# What needs to be done
Check each line of the entries below for the string "arrow"; copy every line where it appears.

** Start Material provided **

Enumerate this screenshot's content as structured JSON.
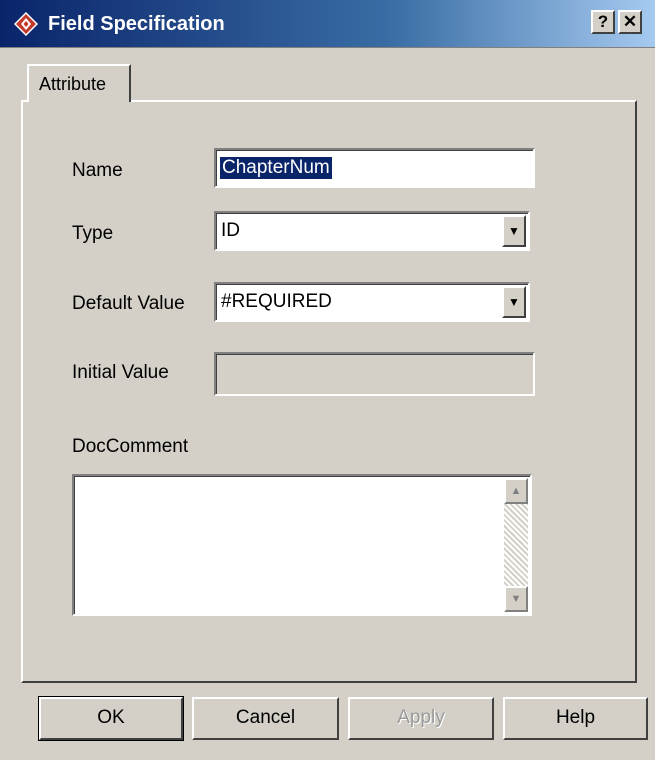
{
  "window": {
    "title": "Field Specification",
    "help_button": "?",
    "close_button": "✕"
  },
  "tabs": [
    {
      "label": "Attribute"
    }
  ],
  "form": {
    "name": {
      "label": "Name",
      "value": "ChapterNum"
    },
    "type": {
      "label": "Type",
      "value": "ID"
    },
    "default_value": {
      "label": "Default Value",
      "value": "#REQUIRED"
    },
    "initial_value": {
      "label": "Initial Value",
      "value": ""
    },
    "doc_comment": {
      "label": "DocComment",
      "value": ""
    }
  },
  "buttons": {
    "ok": "OK",
    "cancel": "Cancel",
    "apply": "Apply",
    "help": "Help"
  },
  "icons": {
    "app": "red-diamond-app-icon",
    "dropdown": "chevron-down-icon",
    "scroll_up": "arrow-up-icon",
    "scroll_down": "arrow-down-icon"
  },
  "colors": {
    "titlebar_start": "#0a246a",
    "titlebar_end": "#a6caf0",
    "window_bg": "#d4d0c8",
    "selection": "#0a246a"
  }
}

** End Material provided **

# Output of the task
    "scroll_up": "arrow-up-icon",
    "scroll_down": "arrow-down-icon"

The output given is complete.